→ **Work to do**
Reproduce the material in full, exactly as written.

— start of Raw records —

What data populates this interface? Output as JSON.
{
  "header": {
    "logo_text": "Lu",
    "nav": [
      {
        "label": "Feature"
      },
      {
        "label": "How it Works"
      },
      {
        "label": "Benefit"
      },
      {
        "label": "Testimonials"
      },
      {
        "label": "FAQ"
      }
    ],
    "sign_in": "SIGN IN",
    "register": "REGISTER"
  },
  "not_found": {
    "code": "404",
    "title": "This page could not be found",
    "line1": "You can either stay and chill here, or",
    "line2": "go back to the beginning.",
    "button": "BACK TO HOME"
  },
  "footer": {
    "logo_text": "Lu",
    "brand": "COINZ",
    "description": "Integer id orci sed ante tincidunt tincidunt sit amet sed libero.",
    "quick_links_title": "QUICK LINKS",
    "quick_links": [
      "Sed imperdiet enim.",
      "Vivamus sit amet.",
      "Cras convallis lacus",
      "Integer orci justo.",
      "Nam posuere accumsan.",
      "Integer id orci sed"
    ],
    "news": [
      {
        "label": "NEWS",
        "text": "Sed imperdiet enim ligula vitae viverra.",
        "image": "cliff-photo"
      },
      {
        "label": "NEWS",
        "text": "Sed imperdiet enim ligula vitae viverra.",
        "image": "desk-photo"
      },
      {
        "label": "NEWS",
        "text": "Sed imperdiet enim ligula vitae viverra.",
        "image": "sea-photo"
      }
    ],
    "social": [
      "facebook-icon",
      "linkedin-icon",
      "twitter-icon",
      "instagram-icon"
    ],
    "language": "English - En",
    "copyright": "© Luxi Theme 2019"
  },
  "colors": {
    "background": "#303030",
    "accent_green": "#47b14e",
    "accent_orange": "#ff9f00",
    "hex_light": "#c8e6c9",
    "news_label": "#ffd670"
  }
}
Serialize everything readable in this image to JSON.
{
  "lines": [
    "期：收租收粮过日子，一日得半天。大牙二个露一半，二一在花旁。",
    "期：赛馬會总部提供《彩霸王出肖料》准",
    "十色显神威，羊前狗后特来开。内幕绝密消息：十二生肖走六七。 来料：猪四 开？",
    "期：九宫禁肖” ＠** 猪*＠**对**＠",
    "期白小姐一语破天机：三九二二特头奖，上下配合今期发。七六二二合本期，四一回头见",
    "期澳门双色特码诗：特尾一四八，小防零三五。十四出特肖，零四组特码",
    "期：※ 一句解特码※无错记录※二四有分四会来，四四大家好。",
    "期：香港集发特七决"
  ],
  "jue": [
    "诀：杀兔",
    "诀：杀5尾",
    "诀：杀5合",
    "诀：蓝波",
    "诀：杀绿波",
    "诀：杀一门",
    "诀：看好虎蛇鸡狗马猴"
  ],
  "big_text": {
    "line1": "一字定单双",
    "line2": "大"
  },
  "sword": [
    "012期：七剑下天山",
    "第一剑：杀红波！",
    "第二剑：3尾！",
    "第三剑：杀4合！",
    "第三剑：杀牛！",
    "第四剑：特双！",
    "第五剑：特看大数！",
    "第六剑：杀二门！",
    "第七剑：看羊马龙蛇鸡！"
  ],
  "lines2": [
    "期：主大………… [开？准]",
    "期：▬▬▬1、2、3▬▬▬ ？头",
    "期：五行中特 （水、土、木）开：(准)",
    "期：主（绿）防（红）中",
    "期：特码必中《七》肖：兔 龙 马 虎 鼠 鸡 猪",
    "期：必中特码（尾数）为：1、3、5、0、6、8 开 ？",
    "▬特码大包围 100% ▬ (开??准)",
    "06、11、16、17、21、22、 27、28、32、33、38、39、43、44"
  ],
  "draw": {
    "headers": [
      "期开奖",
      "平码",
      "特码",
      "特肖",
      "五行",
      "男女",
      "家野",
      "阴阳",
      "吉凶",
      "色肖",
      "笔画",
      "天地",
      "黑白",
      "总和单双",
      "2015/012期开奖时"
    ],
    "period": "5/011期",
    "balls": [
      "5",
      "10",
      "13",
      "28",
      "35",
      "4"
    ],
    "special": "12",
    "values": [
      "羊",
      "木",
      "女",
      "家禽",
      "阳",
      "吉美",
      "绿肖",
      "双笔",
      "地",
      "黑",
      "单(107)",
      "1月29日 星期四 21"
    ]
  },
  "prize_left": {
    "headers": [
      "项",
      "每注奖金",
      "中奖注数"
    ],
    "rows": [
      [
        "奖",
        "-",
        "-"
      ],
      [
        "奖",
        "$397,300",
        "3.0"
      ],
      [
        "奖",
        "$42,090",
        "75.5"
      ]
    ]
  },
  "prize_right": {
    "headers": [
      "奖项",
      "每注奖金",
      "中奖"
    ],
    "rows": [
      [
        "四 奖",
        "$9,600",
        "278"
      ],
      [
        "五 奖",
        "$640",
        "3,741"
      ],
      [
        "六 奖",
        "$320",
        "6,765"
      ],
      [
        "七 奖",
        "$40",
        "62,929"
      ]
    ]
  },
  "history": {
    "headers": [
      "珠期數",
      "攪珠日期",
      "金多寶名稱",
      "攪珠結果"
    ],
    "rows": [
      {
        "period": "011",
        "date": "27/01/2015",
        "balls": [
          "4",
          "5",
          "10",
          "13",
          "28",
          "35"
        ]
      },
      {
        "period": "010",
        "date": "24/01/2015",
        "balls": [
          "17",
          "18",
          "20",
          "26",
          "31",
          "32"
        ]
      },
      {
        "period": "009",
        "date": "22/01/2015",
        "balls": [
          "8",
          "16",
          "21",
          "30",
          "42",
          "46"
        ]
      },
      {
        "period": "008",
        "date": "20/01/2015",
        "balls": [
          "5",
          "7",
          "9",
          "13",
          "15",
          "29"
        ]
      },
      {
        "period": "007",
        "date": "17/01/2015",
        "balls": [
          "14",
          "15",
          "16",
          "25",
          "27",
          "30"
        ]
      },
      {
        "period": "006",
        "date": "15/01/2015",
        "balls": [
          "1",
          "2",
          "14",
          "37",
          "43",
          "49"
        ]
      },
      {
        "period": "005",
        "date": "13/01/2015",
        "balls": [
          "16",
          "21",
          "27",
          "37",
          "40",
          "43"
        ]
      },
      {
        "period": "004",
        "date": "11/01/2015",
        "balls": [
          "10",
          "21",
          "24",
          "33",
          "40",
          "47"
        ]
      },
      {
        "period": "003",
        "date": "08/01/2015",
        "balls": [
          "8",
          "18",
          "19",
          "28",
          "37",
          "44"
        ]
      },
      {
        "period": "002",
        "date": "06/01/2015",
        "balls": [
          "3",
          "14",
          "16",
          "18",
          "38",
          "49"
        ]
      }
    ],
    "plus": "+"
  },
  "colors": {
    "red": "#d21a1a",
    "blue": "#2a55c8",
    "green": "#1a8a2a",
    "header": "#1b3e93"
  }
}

— end of Raw records —

→ **Complete response**
What data populates this interface? Output as JSON.
{
  "header": {
    "logo_text": "Lu",
    "nav": [
      {
        "label": "Feature"
      },
      {
        "label": "How it Works"
      },
      {
        "label": "Benefit"
      },
      {
        "label": "Testimonials"
      },
      {
        "label": "FAQ"
      }
    ],
    "sign_in": "SIGN IN",
    "register": "REGISTER"
  },
  "not_found": {
    "code": "404",
    "title": "This page could not be found",
    "line1": "You can either stay and chill here, or",
    "line2": "go back to the beginning.",
    "button": "BACK TO HOME"
  },
  "footer": {
    "logo_text": "Lu",
    "brand": "COINZ",
    "description": "Integer id orci sed ante tincidunt tincidunt sit amet sed libero.",
    "quick_links_title": "QUICK LINKS",
    "quick_links": [
      "Sed imperdiet enim.",
      "Vivamus sit amet.",
      "Cras convallis lacus",
      "Integer orci justo.",
      "Nam posuere accumsan.",
      "Integer id orci sed"
    ],
    "news": [
      {
        "label": "NEWS",
        "text": "Sed imperdiet enim ligula vitae viverra.",
        "image": "cliff-photo"
      },
      {
        "label": "NEWS",
        "text": "Sed imperdiet enim ligula vitae viverra.",
        "image": "desk-photo"
      },
      {
        "label": "NEWS",
        "text": "Sed imperdiet enim ligula vitae viverra.",
        "image": "sea-photo"
      }
    ],
    "social": [
      "facebook-icon",
      "linkedin-icon",
      "twitter-icon",
      "instagram-icon"
    ],
    "language": "English - En",
    "copyright": "© Luxi Theme 2019"
  },
  "colors": {
    "background": "#303030",
    "accent_green": "#47b14e",
    "accent_orange": "#ff9f00",
    "hex_light": "#c8e6c9",
    "news_label": "#ffd670"
  }
}
Serialize everything readable in this image to JSON.
{
  "lines": [
    "期：收租收粮过日子，一日得半天。大牙二个露一半，二一在花旁。",
    "期：赛馬會总部提供《彩霸王出肖料》准",
    "十色显神威，羊前狗后特来开。内幕绝密消息：十二生肖走六七。 来料：猪四 开？",
    "期：九宫禁肖” ＠** 猪*＠**对**＠",
    "期白小姐一语破天机：三九二二特头奖，上下配合今期发。七六二二合本期，四一回头见",
    "期澳门双色特码诗：特尾一四八，小防零三五。十四出特肖，零四组特码",
    "期：※ 一句解特码※无错记录※二四有分四会来，四四大家好。",
    "期：香港集发特七决"
  ],
  "jue": [
    "诀：杀兔",
    "诀：杀5尾",
    "诀：杀5合",
    "诀：蓝波",
    "诀：杀绿波",
    "诀：杀一门",
    "诀：看好虎蛇鸡狗马猴"
  ],
  "big_text": {
    "line1": "一字定单双",
    "line2": "大"
  },
  "sword": [
    "012期：七剑下天山",
    "第一剑：杀红波！",
    "第二剑：3尾！",
    "第三剑：杀4合！",
    "第三剑：杀牛！",
    "第四剑：特双！",
    "第五剑：特看大数！",
    "第六剑：杀二门！",
    "第七剑：看羊马龙蛇鸡！"
  ],
  "lines2": [
    "期：主大………… [开？准]",
    "期：▬▬▬1、2、3▬▬▬ ？头",
    "期：五行中特 （水、土、木）开：(准)",
    "期：主（绿）防（红）中",
    "期：特码必中《七》肖：兔 龙 马 虎 鼠 鸡 猪",
    "期：必中特码（尾数）为：1、3、5、0、6、8 开 ？",
    "▬特码大包围 100% ▬ (开??准)",
    "06、11、16、17、21、22、 27、28、32、33、38、39、43、44"
  ],
  "draw": {
    "headers": [
      "期开奖",
      "平码",
      "特码",
      "特肖",
      "五行",
      "男女",
      "家野",
      "阴阳",
      "吉凶",
      "色肖",
      "笔画",
      "天地",
      "黑白",
      "总和单双",
      "2015/012期开奖时"
    ],
    "period": "5/011期",
    "balls": [
      "5",
      "10",
      "13",
      "28",
      "35",
      "4"
    ],
    "special": "12",
    "values": [
      "羊",
      "木",
      "女",
      "家禽",
      "阳",
      "吉美",
      "绿肖",
      "双笔",
      "地",
      "黑",
      "单(107)",
      "1月29日 星期四 21"
    ]
  },
  "prize_left": {
    "headers": [
      "项",
      "每注奖金",
      "中奖注数"
    ],
    "rows": [
      [
        "奖",
        "-",
        "-"
      ],
      [
        "奖",
        "$397,300",
        "3.0"
      ],
      [
        "奖",
        "$42,090",
        "75.5"
      ]
    ]
  },
  "prize_right": {
    "headers": [
      "奖项",
      "每注奖金",
      "中奖"
    ],
    "rows": [
      [
        "四 奖",
        "$9,600",
        "278"
      ],
      [
        "五 奖",
        "$640",
        "3,741"
      ],
      [
        "六 奖",
        "$320",
        "6,765"
      ],
      [
        "七 奖",
        "$40",
        "62,929"
      ]
    ]
  },
  "history": {
    "headers": [
      "珠期數",
      "攪珠日期",
      "金多寶名稱",
      "攪珠結果"
    ],
    "rows": [
      {
        "period": "011",
        "date": "27/01/2015",
        "balls": [
          "4",
          "5",
          "10",
          "13",
          "28",
          "35"
        ]
      },
      {
        "period": "010",
        "date": "24/01/2015",
        "balls": [
          "17",
          "18",
          "20",
          "26",
          "31",
          "32"
        ]
      },
      {
        "period": "009",
        "date": "22/01/2015",
        "balls": [
          "8",
          "16",
          "21",
          "30",
          "42",
          "46"
        ]
      },
      {
        "period": "008",
        "date": "20/01/2015",
        "balls": [
          "5",
          "7",
          "9",
          "13",
          "15",
          "29"
        ]
      },
      {
        "period": "007",
        "date": "17/01/2015",
        "balls": [
          "14",
          "15",
          "16",
          "25",
          "27",
          "30"
        ]
      },
      {
        "period": "006",
        "date": "15/01/2015",
        "balls": [
          "1",
          "2",
          "14",
          "37",
          "43",
          "49"
        ]
      },
      {
        "period": "005",
        "date": "13/01/2015",
        "balls": [
          "16",
          "21",
          "27",
          "37",
          "40",
          "43"
        ]
      },
      {
        "period": "004",
        "date": "11/01/2015",
        "balls": [
          "10",
          "21",
          "24",
          "33",
          "40",
          "47"
        ]
      },
      {
        "period": "003",
        "date": "08/01/2015",
        "balls": [
          "8",
          "18",
          "19",
          "28",
          "37",
          "44"
        ]
      },
      {
        "period": "002",
        "date": "06/01/2015",
        "balls": [
          "3",
          "14",
          "16",
          "18",
          "38",
          "49"
        ]
      }
    ],
    "plus": "+"
  },
  "colors": {
    "red": "#d21a1a",
    "blue": "#2a55c8",
    "green": "#1a8a2a",
    "header": "#1b3e93"
  }
}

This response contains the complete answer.